▶ Supplied entries:
● ● ● ●

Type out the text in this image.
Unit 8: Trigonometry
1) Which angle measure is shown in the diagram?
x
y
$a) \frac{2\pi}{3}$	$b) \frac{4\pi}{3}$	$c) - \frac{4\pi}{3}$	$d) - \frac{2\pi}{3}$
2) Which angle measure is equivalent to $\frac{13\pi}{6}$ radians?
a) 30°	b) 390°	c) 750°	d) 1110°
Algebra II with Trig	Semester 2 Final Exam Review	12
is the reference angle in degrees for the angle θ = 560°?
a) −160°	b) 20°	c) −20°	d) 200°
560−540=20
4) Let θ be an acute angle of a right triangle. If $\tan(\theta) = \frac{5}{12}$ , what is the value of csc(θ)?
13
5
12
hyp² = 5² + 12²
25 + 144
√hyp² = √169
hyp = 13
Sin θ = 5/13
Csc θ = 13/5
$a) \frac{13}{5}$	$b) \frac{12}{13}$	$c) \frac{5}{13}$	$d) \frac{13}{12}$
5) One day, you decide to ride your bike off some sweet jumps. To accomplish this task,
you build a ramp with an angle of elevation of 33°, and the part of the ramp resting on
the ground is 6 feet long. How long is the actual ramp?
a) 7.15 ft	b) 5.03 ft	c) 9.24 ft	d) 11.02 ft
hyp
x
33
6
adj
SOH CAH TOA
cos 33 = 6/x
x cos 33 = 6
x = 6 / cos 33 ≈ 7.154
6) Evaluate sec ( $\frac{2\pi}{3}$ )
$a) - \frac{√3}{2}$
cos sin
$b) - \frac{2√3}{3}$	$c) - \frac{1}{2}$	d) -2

● ● ● ●

▶ What is needed: Give the records above again, word for word.

▶ Solution:
Type out the text in this image.
Unit 8: Trigonometry
1) Which angle measure is shown in the diagram?
x
y
$a) \frac{2\pi}{3}$	$b) \frac{4\pi}{3}$	$c) - \frac{4\pi}{3}$	$d) - \frac{2\pi}{3}$
2) Which angle measure is equivalent to $\frac{13\pi}{6}$ radians?
a) 30°	b) 390°	c) 750°	d) 1110°
Algebra II with Trig	Semester 2 Final Exam Review	12
is the reference angle in degrees for the angle θ = 560°?
a) −160°	b) 20°	c) −20°	d) 200°
560−540=20
4) Let θ be an acute angle of a right triangle. If $\tan(\theta) = \frac{5}{12}$ , what is the value of csc(θ)?
13
5
12
hyp² = 5² + 12²
25 + 144
√hyp² = √169
hyp = 13
Sin θ = 5/13
Csc θ = 13/5
$a) \frac{13}{5}$	$b) \frac{12}{13}$	$c) \frac{5}{13}$	$d) \frac{13}{12}$
5) One day, you decide to ride your bike off some sweet jumps. To accomplish this task,
you build a ramp with an angle of elevation of 33°, and the part of the ramp resting on
the ground is 6 feet long. How long is the actual ramp?
a) 7.15 ft	b) 5.03 ft	c) 9.24 ft	d) 11.02 ft
hyp
x
33
6
adj
SOH CAH TOA
cos 33 = 6/x
x cos 33 = 6
x = 6 / cos 33 ≈ 7.154
6) Evaluate sec ( $\frac{2\pi}{3}$ )
$a) - \frac{√3}{2}$
cos sin
$b) - \frac{2√3}{3}$	$c) - \frac{1}{2}$	d) -2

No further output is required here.